Sift the material for lines containing "Study", and return them.

Start of MATERIALS PROVIDED

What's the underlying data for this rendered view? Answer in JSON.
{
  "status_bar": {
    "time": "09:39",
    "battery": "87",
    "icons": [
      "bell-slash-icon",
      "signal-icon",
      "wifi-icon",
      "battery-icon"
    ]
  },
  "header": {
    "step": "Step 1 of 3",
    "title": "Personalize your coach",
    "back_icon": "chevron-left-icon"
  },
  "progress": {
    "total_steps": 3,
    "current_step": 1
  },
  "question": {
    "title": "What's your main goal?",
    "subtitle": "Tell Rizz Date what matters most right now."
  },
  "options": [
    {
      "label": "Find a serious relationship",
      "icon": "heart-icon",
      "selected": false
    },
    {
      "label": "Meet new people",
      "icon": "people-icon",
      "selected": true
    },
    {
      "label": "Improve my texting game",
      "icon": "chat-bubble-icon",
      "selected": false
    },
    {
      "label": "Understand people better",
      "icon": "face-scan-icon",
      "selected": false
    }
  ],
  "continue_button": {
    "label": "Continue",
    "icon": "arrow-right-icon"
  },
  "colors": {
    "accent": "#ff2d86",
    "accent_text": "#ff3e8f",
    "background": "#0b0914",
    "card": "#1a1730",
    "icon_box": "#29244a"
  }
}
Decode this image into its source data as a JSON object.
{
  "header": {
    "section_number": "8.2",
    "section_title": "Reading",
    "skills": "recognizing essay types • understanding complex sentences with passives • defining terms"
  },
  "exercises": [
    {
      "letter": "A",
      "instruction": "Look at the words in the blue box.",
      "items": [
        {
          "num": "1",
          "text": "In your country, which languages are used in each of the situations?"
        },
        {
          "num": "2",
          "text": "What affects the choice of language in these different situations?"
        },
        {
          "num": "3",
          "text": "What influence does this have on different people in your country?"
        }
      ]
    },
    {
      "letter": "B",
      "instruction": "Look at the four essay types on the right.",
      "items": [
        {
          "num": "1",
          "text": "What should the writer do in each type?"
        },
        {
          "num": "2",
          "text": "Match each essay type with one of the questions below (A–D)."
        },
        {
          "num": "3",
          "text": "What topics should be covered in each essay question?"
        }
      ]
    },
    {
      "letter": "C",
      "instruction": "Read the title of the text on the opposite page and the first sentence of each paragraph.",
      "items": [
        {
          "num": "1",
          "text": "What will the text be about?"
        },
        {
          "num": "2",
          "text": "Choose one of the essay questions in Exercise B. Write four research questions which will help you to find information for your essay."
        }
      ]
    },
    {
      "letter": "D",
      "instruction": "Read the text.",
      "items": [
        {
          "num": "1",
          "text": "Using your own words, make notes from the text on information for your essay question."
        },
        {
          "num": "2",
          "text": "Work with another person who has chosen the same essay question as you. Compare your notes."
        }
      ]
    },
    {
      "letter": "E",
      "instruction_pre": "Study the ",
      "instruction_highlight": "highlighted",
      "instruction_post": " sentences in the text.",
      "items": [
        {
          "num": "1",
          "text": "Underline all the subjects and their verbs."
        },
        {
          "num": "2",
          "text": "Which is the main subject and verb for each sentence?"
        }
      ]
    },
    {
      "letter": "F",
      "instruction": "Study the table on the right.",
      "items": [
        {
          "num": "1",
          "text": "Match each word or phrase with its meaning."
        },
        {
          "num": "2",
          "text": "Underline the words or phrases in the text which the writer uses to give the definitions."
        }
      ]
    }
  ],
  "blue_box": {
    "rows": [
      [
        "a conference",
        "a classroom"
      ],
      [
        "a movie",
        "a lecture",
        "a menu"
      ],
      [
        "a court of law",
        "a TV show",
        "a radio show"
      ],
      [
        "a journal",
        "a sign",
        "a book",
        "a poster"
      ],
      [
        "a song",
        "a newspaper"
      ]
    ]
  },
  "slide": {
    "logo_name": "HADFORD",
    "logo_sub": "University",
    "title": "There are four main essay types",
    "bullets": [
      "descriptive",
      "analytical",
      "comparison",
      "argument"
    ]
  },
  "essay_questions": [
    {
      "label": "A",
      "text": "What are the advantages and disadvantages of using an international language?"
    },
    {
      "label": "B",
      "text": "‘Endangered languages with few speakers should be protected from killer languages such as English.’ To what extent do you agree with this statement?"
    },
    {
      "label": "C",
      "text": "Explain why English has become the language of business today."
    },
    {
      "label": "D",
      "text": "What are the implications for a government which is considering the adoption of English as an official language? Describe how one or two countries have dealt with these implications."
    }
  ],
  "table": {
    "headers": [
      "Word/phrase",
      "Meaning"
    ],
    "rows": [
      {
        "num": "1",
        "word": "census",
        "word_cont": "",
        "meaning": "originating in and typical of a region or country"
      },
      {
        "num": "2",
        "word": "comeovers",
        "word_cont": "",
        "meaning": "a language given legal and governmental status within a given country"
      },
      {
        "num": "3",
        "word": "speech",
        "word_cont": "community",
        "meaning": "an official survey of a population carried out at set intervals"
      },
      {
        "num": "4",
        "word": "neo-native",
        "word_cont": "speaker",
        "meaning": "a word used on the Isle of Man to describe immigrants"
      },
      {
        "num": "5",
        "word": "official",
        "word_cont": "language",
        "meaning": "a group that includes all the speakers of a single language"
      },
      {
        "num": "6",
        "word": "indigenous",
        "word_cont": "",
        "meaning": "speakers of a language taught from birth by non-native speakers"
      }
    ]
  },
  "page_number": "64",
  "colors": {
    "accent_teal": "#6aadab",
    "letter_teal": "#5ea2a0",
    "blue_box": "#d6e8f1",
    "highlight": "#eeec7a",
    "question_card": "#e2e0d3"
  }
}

End of MATERIALS PROVIDED

§ **EXERCISE ANSWER**
      "instruction_pre": "Study the ",
      "instruction": "Study the table on the right.",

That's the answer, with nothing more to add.